● **Set task**
Copy out the material below line for line, with nothing changed.

● **Records shown**
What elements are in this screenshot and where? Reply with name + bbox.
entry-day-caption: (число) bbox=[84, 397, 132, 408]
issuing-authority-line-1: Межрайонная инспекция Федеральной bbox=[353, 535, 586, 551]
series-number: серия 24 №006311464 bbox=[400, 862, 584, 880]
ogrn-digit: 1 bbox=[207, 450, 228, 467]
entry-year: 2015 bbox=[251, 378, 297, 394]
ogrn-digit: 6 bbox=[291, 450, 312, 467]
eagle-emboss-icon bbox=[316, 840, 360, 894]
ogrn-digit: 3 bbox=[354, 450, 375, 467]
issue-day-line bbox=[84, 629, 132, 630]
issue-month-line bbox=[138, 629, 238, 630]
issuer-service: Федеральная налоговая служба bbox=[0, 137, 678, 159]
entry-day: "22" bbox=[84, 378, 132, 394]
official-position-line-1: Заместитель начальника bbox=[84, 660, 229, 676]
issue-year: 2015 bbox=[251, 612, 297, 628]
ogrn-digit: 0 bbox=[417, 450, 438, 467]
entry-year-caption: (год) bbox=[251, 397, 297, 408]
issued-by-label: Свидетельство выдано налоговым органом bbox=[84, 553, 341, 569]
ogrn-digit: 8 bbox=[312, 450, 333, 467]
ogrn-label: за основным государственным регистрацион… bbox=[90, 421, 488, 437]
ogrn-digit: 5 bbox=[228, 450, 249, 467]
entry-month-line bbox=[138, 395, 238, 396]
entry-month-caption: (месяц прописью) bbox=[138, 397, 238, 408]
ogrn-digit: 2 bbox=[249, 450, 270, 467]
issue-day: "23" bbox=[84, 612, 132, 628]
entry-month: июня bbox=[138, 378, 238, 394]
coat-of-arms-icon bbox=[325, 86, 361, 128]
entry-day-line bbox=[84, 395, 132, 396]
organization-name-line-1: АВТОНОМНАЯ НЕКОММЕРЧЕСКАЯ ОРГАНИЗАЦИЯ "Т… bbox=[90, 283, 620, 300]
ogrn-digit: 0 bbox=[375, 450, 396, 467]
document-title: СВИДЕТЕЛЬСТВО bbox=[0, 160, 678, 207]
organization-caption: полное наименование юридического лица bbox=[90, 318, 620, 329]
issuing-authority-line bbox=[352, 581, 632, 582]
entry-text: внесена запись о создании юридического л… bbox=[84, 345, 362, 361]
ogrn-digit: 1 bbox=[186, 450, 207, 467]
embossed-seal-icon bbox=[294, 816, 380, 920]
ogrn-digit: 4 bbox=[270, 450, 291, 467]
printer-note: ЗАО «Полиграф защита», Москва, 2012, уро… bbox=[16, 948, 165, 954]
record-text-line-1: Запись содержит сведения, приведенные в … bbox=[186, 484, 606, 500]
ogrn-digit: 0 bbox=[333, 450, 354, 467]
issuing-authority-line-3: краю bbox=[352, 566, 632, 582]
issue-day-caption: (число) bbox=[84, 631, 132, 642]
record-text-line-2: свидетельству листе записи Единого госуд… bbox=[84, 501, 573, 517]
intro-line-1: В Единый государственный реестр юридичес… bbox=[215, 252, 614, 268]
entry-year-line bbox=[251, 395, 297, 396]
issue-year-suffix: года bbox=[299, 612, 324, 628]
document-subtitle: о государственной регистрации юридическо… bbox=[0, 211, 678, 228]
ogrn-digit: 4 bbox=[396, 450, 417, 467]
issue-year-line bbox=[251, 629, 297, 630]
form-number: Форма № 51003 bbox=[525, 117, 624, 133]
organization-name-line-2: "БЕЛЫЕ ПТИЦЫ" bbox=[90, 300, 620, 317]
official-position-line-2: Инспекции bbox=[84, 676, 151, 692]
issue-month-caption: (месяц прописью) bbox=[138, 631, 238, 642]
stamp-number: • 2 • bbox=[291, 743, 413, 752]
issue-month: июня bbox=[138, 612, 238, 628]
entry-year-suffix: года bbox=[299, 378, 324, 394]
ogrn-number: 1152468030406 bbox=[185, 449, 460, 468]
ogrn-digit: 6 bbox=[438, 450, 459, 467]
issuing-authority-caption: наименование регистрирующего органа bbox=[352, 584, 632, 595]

● **Task output**
What elements are in this screenshot and where? Reply with name + bbox.
entry-day-caption: (число) bbox=[84, 397, 132, 408]
issuing-authority-line-1: Межрайонная инспекция Федеральной bbox=[353, 535, 586, 551]
series-number: серия 24 №006311464 bbox=[400, 862, 584, 880]
ogrn-digit: 1 bbox=[207, 450, 228, 467]
entry-year: 2015 bbox=[251, 378, 297, 394]
ogrn-digit: 6 bbox=[291, 450, 312, 467]
eagle-emboss-icon bbox=[316, 840, 360, 894]
ogrn-digit: 3 bbox=[354, 450, 375, 467]
issue-day-line bbox=[84, 629, 132, 630]
issue-month-line bbox=[138, 629, 238, 630]
issuer-service: Федеральная налоговая служба bbox=[0, 137, 678, 159]
entry-day: "22" bbox=[84, 378, 132, 394]
official-position-line-1: Заместитель начальника bbox=[84, 660, 229, 676]
issue-year: 2015 bbox=[251, 612, 297, 628]
ogrn-digit: 0 bbox=[417, 450, 438, 467]
entry-year-caption: (год) bbox=[251, 397, 297, 408]
issued-by-label: Свидетельство выдано налоговым органом bbox=[84, 553, 341, 569]
ogrn-digit: 8 bbox=[312, 450, 333, 467]
ogrn-label: за основным государственным регистрацион… bbox=[90, 421, 488, 437]
ogrn-digit: 5 bbox=[228, 450, 249, 467]
entry-month-line bbox=[138, 395, 238, 396]
entry-month-caption: (месяц прописью) bbox=[138, 397, 238, 408]
ogrn-digit: 2 bbox=[249, 450, 270, 467]
issue-day: "23" bbox=[84, 612, 132, 628]
entry-month: июня bbox=[138, 378, 238, 394]
coat-of-arms-icon bbox=[325, 86, 361, 128]
entry-day-line bbox=[84, 395, 132, 396]
organization-name-line-1: АВТОНОМНАЯ НЕКОММЕРЧЕСКАЯ ОРГАНИЗАЦИЯ "Т… bbox=[90, 283, 620, 300]
ogrn-digit: 0 bbox=[375, 450, 396, 467]
document-title: СВИДЕТЕЛЬСТВО bbox=[0, 160, 678, 207]
organization-caption: полное наименование юридического лица bbox=[90, 318, 620, 329]
issuing-authority-line bbox=[352, 581, 632, 582]
entry-text: внесена запись о создании юридического л… bbox=[84, 345, 362, 361]
ogrn-digit: 1 bbox=[186, 450, 207, 467]
embossed-seal-icon bbox=[294, 816, 380, 920]
ogrn-digit: 4 bbox=[270, 450, 291, 467]
printer-note: ЗАО «Полиграф защита», Москва, 2012, уро… bbox=[16, 948, 165, 954]
record-text-line-1: Запись содержит сведения, приведенные в … bbox=[186, 484, 606, 500]
ogrn-digit: 0 bbox=[333, 450, 354, 467]
issuing-authority-line-3: краю bbox=[352, 566, 632, 582]
issue-day-caption: (число) bbox=[84, 631, 132, 642]
record-text-line-2: свидетельству листе записи Единого госуд… bbox=[84, 501, 573, 517]
intro-line-1: В Единый государственный реестр юридичес… bbox=[215, 252, 614, 268]
entry-year-line bbox=[251, 395, 297, 396]
issue-year-suffix: года bbox=[299, 612, 324, 628]
document-subtitle: о государственной регистрации юридическо… bbox=[0, 211, 678, 228]
ogrn-digit: 4 bbox=[396, 450, 417, 467]
issue-year-line bbox=[251, 629, 297, 630]
form-number: Форма № 51003 bbox=[525, 117, 624, 133]
organization-name-line-2: "БЕЛЫЕ ПТИЦЫ" bbox=[90, 300, 620, 317]
official-position-line-2: Инспекции bbox=[84, 676, 151, 692]
issue-month-caption: (месяц прописью) bbox=[138, 631, 238, 642]
stamp-number: • 2 • bbox=[291, 743, 413, 752]
issue-month: июня bbox=[138, 612, 238, 628]
entry-year-suffix: года bbox=[299, 378, 324, 394]
ogrn-number: 1152468030406 bbox=[185, 449, 460, 468]
ogrn-digit: 6 bbox=[438, 450, 459, 467]
issuing-authority-caption: наименование регистрирующего органа bbox=[352, 584, 632, 595]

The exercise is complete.